■ Your objective:
Gather each line of the records where "زيادة" appears.

--- Begin Material for this task ---

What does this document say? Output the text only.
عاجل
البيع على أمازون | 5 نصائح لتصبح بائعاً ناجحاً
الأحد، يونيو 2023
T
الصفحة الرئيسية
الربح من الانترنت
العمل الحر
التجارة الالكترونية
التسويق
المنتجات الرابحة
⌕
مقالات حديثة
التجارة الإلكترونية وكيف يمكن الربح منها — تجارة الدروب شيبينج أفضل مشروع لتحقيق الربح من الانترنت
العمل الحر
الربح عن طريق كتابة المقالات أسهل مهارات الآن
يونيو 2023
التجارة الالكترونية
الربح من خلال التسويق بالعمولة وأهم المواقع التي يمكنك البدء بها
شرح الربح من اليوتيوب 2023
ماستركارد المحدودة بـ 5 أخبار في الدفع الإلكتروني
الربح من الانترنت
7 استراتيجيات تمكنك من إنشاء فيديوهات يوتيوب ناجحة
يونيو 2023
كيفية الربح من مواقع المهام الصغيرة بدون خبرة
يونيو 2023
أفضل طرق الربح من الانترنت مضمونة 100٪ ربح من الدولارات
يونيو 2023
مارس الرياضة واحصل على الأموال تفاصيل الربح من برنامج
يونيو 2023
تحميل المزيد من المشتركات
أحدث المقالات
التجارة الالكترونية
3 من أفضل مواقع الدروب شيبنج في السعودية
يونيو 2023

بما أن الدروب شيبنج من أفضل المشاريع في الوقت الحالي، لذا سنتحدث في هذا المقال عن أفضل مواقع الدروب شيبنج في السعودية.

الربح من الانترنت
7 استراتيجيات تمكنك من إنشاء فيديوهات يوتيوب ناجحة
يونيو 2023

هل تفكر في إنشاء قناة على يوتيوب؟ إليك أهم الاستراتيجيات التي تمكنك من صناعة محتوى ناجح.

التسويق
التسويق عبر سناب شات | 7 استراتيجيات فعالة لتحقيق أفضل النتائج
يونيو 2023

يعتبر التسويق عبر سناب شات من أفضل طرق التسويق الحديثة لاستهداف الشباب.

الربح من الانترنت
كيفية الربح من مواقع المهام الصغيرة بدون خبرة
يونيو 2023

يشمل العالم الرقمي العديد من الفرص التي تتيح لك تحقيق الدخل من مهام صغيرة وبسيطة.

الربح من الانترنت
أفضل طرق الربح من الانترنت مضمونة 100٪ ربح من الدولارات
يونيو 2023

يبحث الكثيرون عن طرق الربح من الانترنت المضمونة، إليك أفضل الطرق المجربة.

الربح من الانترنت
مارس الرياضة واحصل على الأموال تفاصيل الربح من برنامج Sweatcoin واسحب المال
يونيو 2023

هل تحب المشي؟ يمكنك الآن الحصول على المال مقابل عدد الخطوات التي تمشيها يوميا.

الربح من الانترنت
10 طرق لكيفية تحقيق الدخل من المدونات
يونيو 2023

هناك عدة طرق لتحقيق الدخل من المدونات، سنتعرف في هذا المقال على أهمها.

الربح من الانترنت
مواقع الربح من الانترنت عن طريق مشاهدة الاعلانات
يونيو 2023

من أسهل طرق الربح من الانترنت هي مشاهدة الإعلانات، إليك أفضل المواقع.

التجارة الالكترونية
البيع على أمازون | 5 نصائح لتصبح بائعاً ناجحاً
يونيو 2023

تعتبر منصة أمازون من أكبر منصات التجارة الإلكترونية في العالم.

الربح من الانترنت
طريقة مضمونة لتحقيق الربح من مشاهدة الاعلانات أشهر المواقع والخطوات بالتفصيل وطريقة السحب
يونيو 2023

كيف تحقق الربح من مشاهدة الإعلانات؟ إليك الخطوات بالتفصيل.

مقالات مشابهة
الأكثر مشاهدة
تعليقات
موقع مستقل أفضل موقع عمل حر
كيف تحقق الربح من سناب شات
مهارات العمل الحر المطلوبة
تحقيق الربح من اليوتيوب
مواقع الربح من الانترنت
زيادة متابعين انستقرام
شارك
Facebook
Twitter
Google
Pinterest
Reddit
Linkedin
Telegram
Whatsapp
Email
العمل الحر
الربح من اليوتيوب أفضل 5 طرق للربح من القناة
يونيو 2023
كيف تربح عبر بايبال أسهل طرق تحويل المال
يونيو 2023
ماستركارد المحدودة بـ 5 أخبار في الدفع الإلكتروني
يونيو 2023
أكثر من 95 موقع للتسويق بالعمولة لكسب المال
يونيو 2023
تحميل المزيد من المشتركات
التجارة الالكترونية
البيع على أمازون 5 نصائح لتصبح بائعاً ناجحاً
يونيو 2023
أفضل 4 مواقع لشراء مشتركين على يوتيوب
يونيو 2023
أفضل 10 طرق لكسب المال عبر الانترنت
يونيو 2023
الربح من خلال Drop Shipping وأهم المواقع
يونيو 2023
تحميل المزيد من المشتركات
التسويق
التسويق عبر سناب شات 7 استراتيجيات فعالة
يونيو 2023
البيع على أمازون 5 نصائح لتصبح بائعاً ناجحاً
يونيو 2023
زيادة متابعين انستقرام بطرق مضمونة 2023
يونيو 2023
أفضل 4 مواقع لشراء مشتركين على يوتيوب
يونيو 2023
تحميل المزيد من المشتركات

--- End Material for this task ---
--- Begin Material for this task ---

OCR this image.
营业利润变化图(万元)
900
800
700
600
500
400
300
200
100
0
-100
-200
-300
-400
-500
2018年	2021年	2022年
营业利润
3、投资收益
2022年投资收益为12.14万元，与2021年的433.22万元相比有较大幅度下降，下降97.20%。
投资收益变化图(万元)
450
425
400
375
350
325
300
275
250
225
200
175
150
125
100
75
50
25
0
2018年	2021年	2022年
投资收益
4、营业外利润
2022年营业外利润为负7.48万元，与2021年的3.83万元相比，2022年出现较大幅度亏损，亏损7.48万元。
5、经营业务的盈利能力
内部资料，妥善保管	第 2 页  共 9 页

--- End Material for this task ---

■ Exercise output:
زيادة متابعين انستقرام
زيادة متابعين انستقرام بطرق مضمونة 2023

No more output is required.